* **TASK PROMPT**
Wherever the word "this" shows up in a line, please copy that line.
━━ DATA EXCERPTS ━━
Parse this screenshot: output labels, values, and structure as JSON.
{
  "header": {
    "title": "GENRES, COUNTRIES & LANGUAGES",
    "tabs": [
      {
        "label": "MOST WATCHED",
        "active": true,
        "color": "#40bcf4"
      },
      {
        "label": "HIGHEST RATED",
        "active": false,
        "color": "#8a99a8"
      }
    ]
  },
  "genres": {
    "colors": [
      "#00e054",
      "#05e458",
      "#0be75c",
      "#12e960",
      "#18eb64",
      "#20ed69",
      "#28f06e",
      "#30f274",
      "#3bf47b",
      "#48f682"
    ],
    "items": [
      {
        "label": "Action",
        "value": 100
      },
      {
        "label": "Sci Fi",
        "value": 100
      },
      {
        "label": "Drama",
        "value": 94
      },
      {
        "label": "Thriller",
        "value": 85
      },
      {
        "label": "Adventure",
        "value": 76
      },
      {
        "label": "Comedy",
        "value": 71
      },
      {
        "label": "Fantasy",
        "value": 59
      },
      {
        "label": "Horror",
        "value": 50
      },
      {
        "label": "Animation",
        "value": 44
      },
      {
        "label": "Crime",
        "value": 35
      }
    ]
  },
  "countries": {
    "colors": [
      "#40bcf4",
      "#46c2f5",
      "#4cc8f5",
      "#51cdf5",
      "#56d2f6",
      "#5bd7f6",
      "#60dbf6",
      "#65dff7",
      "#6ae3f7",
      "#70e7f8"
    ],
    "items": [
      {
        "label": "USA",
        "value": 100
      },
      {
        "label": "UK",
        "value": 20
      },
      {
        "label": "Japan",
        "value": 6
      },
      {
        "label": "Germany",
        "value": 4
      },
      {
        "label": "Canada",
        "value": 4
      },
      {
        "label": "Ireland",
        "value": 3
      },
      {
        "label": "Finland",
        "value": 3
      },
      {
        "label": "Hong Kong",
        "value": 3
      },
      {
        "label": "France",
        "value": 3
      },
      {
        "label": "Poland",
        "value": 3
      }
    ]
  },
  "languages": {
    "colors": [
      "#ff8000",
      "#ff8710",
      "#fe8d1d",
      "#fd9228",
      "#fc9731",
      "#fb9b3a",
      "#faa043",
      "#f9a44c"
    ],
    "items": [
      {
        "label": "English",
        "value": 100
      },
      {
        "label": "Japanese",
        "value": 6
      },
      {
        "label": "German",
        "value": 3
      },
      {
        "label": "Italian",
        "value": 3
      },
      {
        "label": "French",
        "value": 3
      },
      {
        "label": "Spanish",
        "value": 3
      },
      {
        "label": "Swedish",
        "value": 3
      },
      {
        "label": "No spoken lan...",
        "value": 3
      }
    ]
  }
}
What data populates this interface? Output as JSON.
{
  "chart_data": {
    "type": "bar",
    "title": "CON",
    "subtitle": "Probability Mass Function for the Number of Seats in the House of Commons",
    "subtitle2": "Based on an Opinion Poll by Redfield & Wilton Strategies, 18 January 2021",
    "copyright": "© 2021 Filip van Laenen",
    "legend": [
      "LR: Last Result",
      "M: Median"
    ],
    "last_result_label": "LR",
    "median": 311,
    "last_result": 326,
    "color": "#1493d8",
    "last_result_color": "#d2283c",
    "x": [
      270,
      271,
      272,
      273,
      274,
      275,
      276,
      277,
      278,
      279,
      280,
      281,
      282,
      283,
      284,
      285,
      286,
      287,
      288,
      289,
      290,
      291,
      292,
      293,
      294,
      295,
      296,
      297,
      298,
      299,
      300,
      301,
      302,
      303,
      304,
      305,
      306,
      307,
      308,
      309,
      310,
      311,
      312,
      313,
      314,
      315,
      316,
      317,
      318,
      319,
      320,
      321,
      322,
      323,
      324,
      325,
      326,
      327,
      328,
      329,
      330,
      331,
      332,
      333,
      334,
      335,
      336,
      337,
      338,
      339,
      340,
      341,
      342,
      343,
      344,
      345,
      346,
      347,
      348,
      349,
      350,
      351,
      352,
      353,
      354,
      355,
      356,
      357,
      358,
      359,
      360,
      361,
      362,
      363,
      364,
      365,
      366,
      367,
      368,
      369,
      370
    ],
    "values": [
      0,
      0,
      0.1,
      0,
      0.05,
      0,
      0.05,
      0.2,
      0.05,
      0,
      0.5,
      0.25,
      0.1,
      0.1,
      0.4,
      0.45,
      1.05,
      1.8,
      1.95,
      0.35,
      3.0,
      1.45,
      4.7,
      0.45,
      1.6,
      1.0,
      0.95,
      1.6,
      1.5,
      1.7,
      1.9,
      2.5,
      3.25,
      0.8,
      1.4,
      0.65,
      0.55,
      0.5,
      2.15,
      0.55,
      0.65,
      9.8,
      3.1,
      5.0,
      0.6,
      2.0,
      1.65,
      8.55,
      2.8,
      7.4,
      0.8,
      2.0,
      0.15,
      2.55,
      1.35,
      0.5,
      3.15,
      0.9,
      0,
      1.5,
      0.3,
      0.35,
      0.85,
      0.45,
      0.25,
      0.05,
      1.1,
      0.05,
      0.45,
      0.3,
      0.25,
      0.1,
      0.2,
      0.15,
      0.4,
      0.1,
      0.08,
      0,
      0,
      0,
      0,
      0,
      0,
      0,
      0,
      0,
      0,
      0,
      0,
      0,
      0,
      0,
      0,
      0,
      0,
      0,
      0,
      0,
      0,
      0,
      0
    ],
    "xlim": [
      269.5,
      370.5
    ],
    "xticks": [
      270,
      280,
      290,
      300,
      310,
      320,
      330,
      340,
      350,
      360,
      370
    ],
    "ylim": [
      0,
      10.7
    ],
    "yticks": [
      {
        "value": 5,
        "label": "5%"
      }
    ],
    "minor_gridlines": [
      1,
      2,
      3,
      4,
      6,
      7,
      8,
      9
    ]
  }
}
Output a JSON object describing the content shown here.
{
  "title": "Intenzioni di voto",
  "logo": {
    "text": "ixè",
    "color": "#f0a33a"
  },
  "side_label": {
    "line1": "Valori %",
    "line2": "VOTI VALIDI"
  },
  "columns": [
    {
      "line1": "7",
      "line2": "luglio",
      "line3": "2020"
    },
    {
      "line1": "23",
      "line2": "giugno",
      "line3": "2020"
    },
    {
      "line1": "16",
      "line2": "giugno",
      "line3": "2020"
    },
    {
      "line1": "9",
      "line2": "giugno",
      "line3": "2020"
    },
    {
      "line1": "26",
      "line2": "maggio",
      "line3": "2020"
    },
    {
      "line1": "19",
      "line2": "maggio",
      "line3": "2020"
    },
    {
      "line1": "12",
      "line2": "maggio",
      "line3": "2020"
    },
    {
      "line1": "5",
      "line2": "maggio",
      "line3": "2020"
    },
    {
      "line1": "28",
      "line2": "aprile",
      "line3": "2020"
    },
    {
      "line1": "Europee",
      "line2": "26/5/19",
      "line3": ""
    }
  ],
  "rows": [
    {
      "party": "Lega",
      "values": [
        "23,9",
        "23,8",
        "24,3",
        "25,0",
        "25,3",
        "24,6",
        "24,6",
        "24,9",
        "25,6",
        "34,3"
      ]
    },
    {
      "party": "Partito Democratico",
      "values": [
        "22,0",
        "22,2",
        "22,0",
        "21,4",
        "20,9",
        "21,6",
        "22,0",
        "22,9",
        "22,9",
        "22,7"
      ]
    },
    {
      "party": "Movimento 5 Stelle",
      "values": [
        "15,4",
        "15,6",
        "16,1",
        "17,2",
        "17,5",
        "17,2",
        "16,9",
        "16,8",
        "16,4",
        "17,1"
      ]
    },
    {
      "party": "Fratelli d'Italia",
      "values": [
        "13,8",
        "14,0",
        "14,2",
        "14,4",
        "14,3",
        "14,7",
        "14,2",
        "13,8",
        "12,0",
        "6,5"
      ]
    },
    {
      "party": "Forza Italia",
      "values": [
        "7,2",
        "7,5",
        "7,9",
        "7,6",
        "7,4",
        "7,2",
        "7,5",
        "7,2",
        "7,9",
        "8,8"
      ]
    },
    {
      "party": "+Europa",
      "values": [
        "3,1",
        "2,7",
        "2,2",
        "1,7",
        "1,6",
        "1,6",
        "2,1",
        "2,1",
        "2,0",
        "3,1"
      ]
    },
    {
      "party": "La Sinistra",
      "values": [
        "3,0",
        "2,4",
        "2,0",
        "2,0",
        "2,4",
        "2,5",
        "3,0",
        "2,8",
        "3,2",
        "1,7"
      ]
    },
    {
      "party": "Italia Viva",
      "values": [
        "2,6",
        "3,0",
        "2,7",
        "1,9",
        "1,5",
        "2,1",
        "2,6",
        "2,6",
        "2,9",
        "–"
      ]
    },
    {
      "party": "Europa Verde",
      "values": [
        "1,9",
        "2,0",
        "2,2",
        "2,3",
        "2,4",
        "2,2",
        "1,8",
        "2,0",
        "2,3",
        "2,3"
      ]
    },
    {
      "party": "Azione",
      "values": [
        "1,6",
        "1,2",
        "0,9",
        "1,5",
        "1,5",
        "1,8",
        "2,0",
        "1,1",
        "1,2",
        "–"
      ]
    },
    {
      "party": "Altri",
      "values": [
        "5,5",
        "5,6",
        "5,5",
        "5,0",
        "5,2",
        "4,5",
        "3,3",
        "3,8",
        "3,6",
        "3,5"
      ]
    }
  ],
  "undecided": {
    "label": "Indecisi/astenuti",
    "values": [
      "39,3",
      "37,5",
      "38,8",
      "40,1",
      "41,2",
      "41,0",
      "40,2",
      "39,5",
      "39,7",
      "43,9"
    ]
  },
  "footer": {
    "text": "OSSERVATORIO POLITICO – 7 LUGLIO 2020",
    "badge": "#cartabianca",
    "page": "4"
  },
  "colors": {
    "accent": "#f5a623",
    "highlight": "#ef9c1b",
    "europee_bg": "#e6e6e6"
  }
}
━━━
* **REPLY**
Parse this screenshot: output labels, values, and structure as JSON.
What data populates this interface? Output as JSON.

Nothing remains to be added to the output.